* Goal of the exercise: Search the listing below for the string "this" and show each line that contains it.
-- BEGIN Exercise material --
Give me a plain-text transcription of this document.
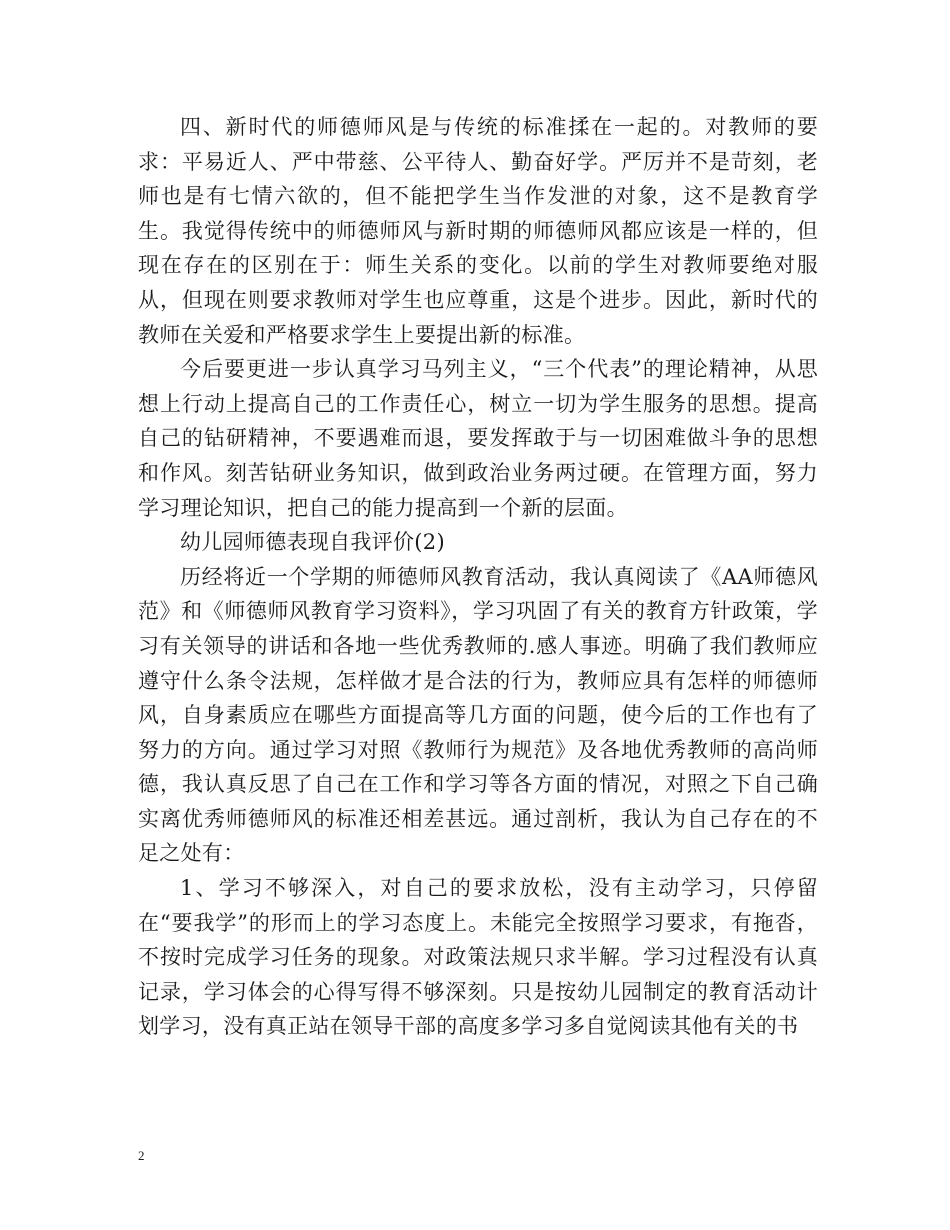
四、新时代的师德师风是与传统的标准揉在一起的。对教师的要求：平易近人、严中带慈、公平待人、勤奋好学。严厉并不是苛刻，老师也是有七情六欲的，但不能把学生当作发泄的对象，这不是教育学生。我觉得传统中的师德师风与新时期的师德师风都应该是一样的，但现在存在的区别在于：师生关系的变化。以前的学生对教师要绝对服从，但现在则要求教师对学生也应尊重，这是个进步。因此，新时代的教师在关爱和严格要求学生上要提出新的标准。

今后要更进一步认真学习马列主义，“三个代表”的理论精神，从思想上行动上提高自己的工作责任心，树立一切为学生服务的思想。提高自己的钻研精神，不要遇难而退，要发挥敢于与一切困难做斗争的思想和作风。刻苦钻研业务知识，做到政治业务两过硬。在管理方面，努力学习理论知识，把自己的能力提高到一个新的层面。

幼儿园师德表现自我评价(2)

历经将近一个学期的师德师风教育活动，我认真阅读了《AA师德风范》和《师德师风教育学习资料》，学习巩固了有关的教育方针政策，学习有关领导的讲话和各地一些优秀教师的.感人事迹。明确了我们教师应遵守什么条令法规，怎样做才是合法的行为，教师应具有怎样的师德师风，自身素质应在哪些方面提高等几方面的问题，使今后的工作也有了努力的方向。通过学习对照《教师行为规范》及各地优秀教师的高尚师德，我认真反思了自己在工作和学习等各方面的情况，对照之下自己确实离优秀师德师风的标准还相差甚远。通过剖析，我认为自己存在的不足之处有：

1、学习不够深入，对自己的要求放松，没有主动学习，只停留在“要我学”的形而上的学习态度上。未能完全按照学习要求，有拖沓，不按时完成学习任务的现象。对政策法规只求半解。学习过程没有认真记录，学习体会的心得写得不够深刻。只是按幼儿园制定的教育活动计划学习，没有真正站在领导干部的高度多学习多自觉阅读其他有关的书

2
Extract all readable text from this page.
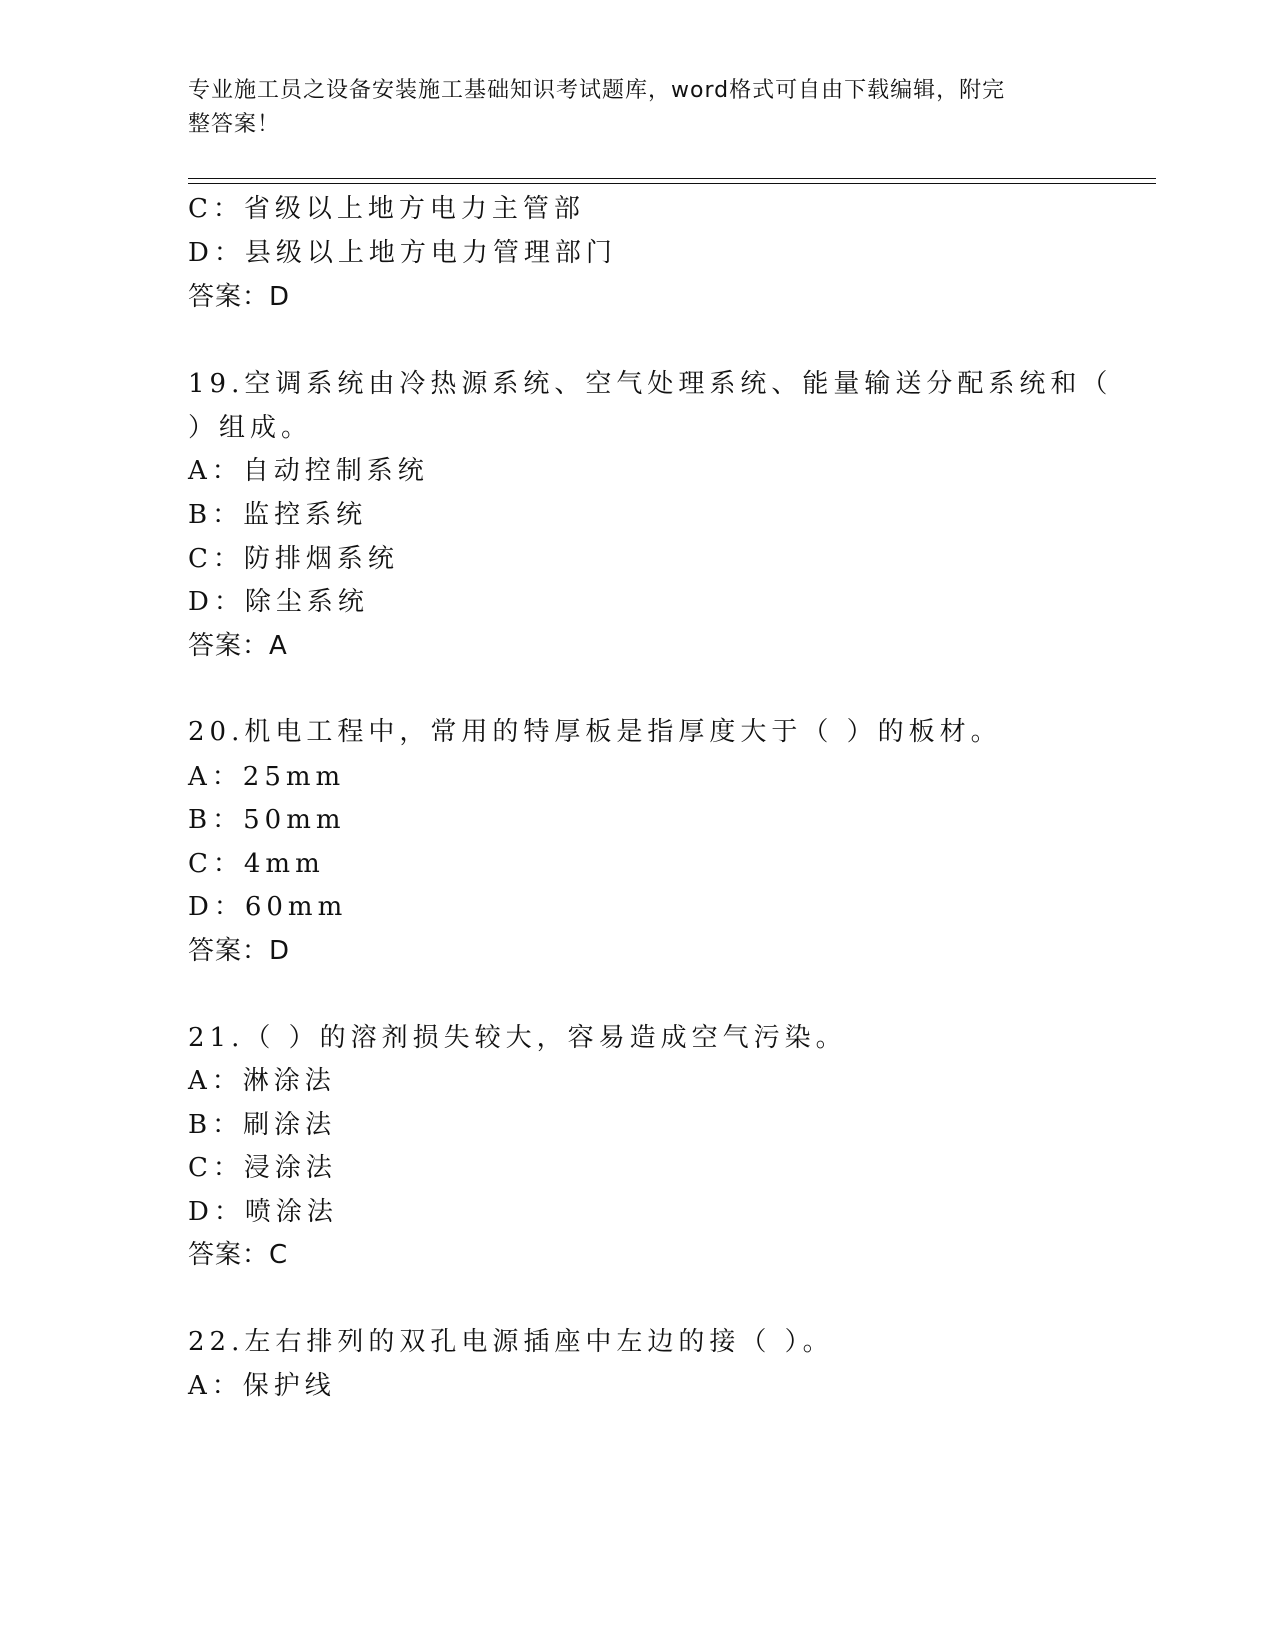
专业施工员之设备安装施工基础知识考试题库，word格式可自由下载编辑，附完
整答案！
C：省级以上地方电力主管部
D：县级以上地方电力管理部门
答案：D
19.空调系统由冷热源系统、空气处理系统、能量输送分配系统和（
）组成。
A：自动控制系统
B：监控系统
C：防排烟系统
D：除尘系统
答案：A
20.机电工程中，常用的特厚板是指厚度大于（ ）的板材。
A：25mm
B：50mm
C：4mm
D：60mm
答案：D
21.（ ）的溶剂损失较大，容易造成空气污染。
A：淋涂法
B：刷涂法
C：浸涂法
D：喷涂法
答案：C
22.左右排列的双孔电源插座中左边的接（ ）。
A：保护线
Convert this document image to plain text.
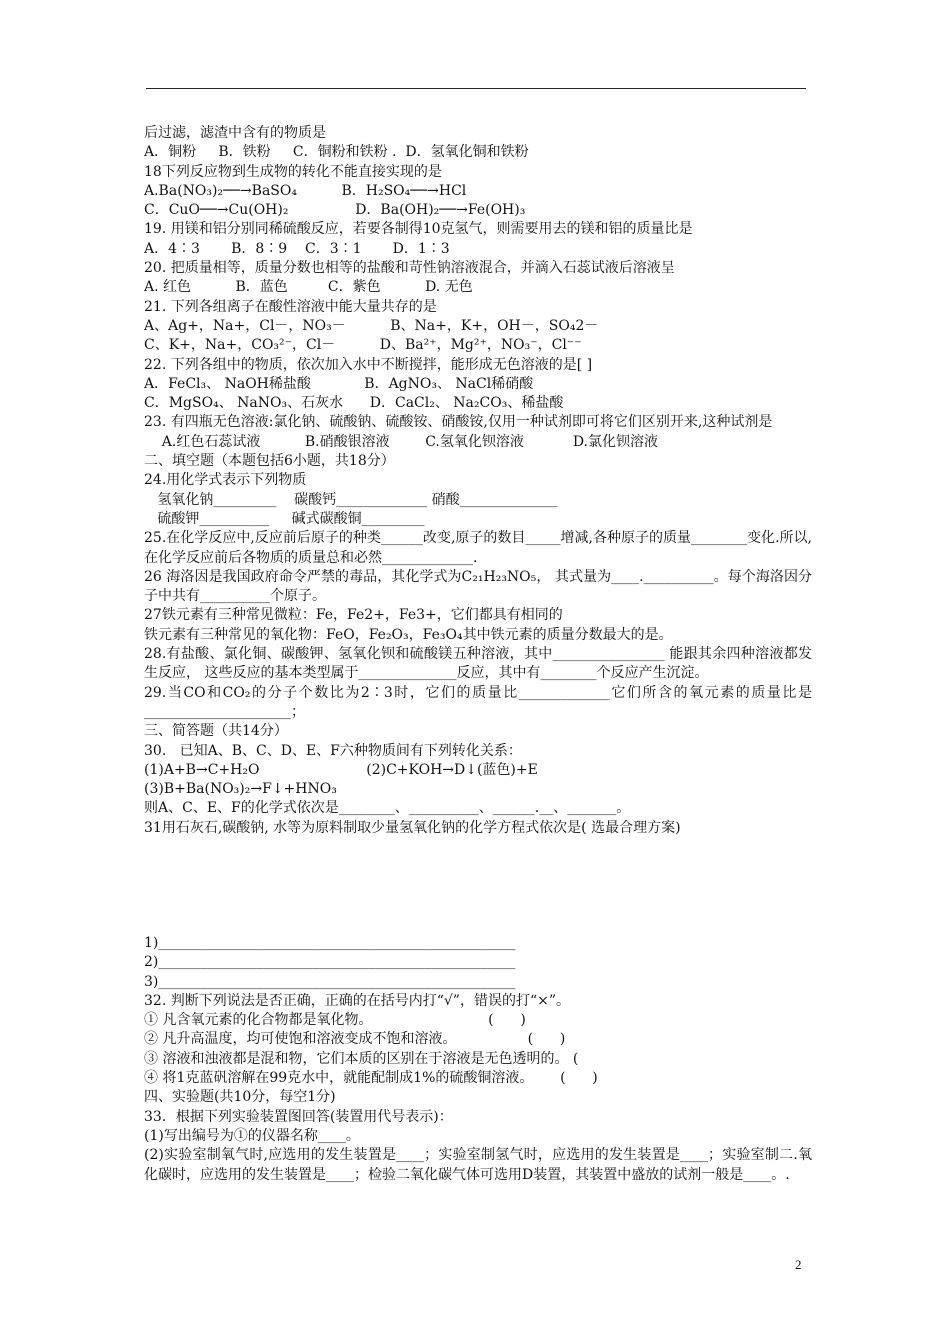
后过滤，滤渣中含有的物质是
A．铜粉     B．铁粉     C．铜粉和铁粉 .  D．氢氧化铜和铁粉
18下列反应物到生成物的转化不能直接实现的是
A.Ba(NO₃)₂──→BaSO₄          B．H₂SO₄──→HCl
C．CuO──→Cu(OH)₂               D．Ba(OH)₂──→Fe(OH)₃
19. 用镁和铝分别同稀硫酸反应，若要各制得10克氢气，则需要用去的镁和铝的质量比是
A．4∶3       B．8∶9    C．3∶1       D．1∶3
20. 把质量相等，质量分数也相等的盐酸和苛性钠溶液混合，并滴入石蕊试液后溶液呈
A. 红色          B．蓝色         C．紫色          D. 无色
21. 下列各组离子在酸性溶液中能大量共存的是
A、Ag+，Na+，Cl－，NO₃－          B、Na+，K+，OH－，SO₄2－
C、K+，Na+，CO₃²⁻，Cl－          D、Ba²⁺，Mg²⁺，NO₃⁻，Cl⁻⁻
22. 下列各组中的物质，依次加入水中不断搅拌，能形成无色溶液的是[ ]
A．FeCl₃、 NaOH稀盐酸            B．AgNO₃、 NaCl稀硝酸
C．MgSO₄、 NaNO₃、石灰水      D．CaCl₂、 Na₂CO₃、稀盐酸
23. 有四瓶无色溶液:氯化钠、硫酸钠、硫酸铵、硝酸铵,仅用一种试剂即可将它们区别开来,这种试剂是
A.红色石蕊试液          B.硝酸银溶液        C.氢氧化钡溶液           D.氯化钡溶液
二、填空题（本题包括6小题，共18分）
24.用化学式表示下列物质
氢氧化钠_________    碳酸钙_____________ 硝酸______________
硫酸钾__________     碱式碳酸铜_________
25.在化学反应中,反应前后原子的种类______改变,原子的数目_____增减,各种原子的质量________变化.所以,在化学反应前后各物质的质量总和必然_____________.
26 海洛因是我国政府命令严禁的毒品，其化学式为C₂₁H₂₃NO₅， 其式量为____.__________。每个海洛因分子中共有__________个原子。
27铁元素有三种常见微粒：Fe，Fe2+，Fe3+，它们都具有相同的
铁元素有三种常见的氧化物：FeO，Fe₂O₃，Fe₃O₄其中铁元素的质量分数最大的是。
28.有盐酸、氯化铜、碳酸钾、氢氧化钡和硫酸镁五种溶液，其中________________ 能跟其余四种溶液都发生反应， 这些反应的基本类型属于______________反应，其中有________个反应产生沉淀。
29.当CO和CO₂的分子个数比为2∶3时，它们的质量比_____________它们所含的氧元素的质量比是_____________________；
三、简答题（共14分）
30.   已知A、B、C、D、E、F六种物质间有下列转化关系：
(1)A+B→C+H₂O                        (2)C+KOH→D↓(蓝色)+E
(3)B+Ba(NO₃)₂→F↓+HNO₃
则A、C、E、F的化学式依次是________、__________、______.__、_______。
31用石灰石,碳酸钠, 水等为原料制取少量氢氧化钠的化学方程式依次是( 选最合理方案)
1)___________________________________________________
2)___________________________________________________
3)___________________________________________________
32. 判断下列说法是否正确，正确的在括号内打“√”，错误的打“×”。
① 凡含氧元素的化合物都是氧化物。                          (      )
② 凡升高温度，均可使饱和溶液变成不饱和溶液。                (      )
③ 溶液和浊液都是混和物，它们本质的区别在于溶液是无色透明的。 (
④ 将1克蓝矾溶解在99克水中，就能配制成1%的硫酸铜溶液。      (      )
四、实验题(共10分，每空1分)
33．根据下列实验装置图回答(装置用代号表示)：
(1)写出编号为①的仪器名称____。
(2)实验室制氧气时,应选用的发生装置是____；实验室制氢气时，应选用的发生装置是____；实验室制二.氧化碳时，应选用的发生装置是____；检验二氧化碳气体可选用D装置，其装置中盛放的试剂一般是____。.
2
-- END Exercise material --
* Answer to the exercise:
Give me a plain-text transcription of this document.
Extract all readable text from this page.
Convert this document image to plain text.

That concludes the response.